WRITTEN TASK
Review the material and extract every line in which the word "exposure" occurs.

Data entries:
== == ==
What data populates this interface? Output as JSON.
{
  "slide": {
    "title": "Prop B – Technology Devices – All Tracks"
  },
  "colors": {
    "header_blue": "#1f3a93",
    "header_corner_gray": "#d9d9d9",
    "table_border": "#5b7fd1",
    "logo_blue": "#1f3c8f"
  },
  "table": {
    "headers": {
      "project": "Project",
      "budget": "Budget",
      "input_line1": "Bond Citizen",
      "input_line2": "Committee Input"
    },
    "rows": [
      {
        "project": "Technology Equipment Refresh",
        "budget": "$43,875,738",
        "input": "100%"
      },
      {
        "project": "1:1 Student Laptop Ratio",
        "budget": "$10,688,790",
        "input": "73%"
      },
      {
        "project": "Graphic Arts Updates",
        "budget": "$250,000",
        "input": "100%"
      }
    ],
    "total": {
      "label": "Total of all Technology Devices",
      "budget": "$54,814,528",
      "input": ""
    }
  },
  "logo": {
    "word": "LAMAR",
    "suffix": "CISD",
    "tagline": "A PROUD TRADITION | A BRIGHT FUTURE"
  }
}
== == ==
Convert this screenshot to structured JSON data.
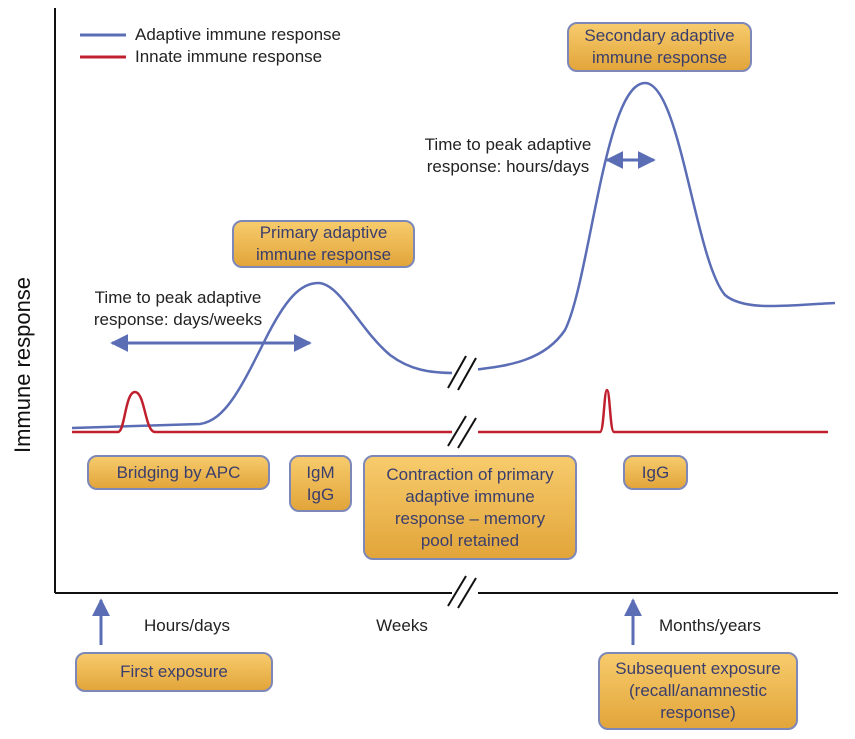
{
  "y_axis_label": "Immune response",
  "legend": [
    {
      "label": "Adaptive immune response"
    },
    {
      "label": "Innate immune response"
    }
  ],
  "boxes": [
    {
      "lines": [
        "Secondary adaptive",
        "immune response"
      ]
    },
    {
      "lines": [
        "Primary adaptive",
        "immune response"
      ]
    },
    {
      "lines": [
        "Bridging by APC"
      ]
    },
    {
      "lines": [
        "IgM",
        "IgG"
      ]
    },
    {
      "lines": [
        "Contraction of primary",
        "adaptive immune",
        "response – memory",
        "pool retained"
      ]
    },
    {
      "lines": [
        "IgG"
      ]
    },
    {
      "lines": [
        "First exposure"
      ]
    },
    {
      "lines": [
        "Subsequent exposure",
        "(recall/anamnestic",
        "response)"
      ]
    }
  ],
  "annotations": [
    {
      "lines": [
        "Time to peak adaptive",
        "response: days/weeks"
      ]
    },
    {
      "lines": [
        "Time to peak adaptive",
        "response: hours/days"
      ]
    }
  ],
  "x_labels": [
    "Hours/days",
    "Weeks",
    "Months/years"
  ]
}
== == ==
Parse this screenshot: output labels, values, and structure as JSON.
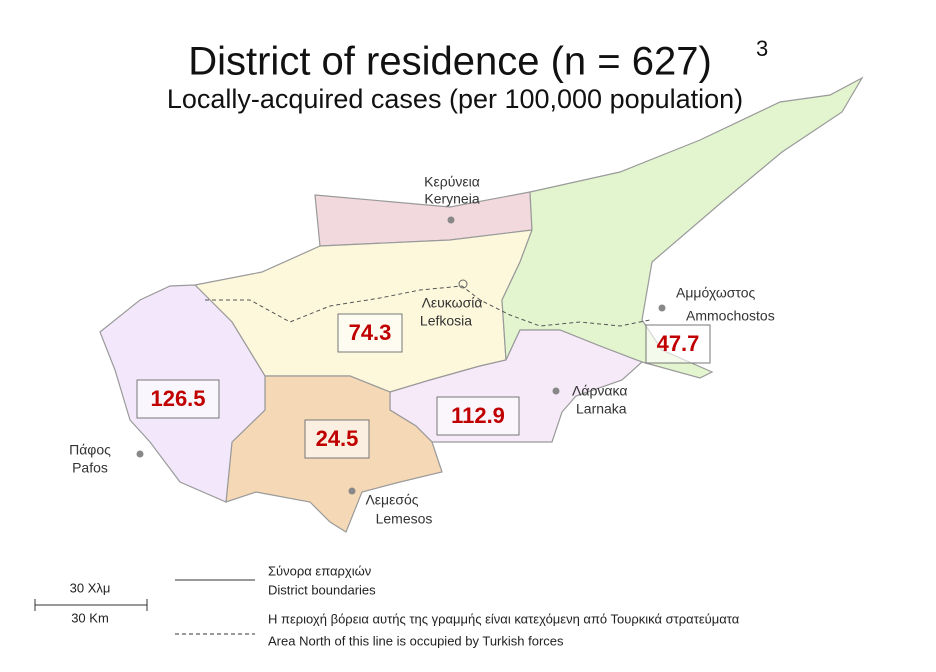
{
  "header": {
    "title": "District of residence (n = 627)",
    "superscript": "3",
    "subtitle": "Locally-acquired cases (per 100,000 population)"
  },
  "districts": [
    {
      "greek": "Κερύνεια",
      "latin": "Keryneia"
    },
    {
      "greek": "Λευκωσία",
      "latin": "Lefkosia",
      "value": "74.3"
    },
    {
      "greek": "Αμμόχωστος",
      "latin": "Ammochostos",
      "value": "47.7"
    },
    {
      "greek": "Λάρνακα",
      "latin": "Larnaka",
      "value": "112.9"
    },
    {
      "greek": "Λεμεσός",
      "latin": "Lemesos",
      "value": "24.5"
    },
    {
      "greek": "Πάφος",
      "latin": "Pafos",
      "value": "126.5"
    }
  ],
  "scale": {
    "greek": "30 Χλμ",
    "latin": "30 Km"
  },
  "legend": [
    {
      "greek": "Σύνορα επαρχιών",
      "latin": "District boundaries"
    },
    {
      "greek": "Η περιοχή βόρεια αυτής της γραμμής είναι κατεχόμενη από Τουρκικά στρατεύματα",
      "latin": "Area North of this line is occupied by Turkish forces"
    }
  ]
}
== == ==
SOLUTION TO THIS PROBLEM
        "First exposure"
        "Subsequent exposure",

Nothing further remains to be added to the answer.